◆ **YOUR OBJECTIVE**
Copy every line that holds "color".

◆ **RAW DATA**
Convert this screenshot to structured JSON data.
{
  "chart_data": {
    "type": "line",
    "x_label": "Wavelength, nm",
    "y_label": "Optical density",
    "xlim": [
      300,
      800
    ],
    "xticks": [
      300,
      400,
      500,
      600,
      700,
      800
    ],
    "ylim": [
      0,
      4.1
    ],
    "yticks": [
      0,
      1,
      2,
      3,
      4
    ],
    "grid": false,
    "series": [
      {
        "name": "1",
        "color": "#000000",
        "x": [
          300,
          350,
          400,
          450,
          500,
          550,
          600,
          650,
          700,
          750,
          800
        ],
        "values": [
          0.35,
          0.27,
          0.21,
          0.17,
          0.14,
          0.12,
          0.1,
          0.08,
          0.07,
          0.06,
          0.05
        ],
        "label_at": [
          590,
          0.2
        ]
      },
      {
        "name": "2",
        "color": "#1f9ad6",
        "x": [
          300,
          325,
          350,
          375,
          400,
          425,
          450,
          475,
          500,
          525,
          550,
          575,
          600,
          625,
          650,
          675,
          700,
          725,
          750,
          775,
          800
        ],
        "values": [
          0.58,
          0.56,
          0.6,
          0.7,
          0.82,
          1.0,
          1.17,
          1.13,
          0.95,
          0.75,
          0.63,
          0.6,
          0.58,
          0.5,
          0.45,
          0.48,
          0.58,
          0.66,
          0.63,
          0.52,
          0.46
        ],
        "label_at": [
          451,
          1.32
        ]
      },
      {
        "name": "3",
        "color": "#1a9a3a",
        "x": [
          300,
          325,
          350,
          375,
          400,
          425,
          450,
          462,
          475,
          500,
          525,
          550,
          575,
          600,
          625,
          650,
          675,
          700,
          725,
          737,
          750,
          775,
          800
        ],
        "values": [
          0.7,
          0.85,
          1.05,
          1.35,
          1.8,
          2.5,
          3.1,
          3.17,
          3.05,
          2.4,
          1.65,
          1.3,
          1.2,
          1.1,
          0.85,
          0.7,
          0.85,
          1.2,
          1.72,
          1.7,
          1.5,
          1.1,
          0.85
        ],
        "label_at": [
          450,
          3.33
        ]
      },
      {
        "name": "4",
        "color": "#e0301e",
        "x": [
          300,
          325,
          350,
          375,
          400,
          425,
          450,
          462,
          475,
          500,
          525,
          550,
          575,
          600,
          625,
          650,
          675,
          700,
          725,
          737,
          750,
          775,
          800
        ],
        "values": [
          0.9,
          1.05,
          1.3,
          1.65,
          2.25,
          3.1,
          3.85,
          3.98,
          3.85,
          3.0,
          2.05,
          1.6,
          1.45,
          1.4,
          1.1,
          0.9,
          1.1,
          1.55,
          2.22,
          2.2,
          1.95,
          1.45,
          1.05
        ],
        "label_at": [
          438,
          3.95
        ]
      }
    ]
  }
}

◆ **ANSWER**
        "color": "#000000",
        "color": "#1f9ad6",
        "color": "#1a9a3a",
        "color": "#e0301e",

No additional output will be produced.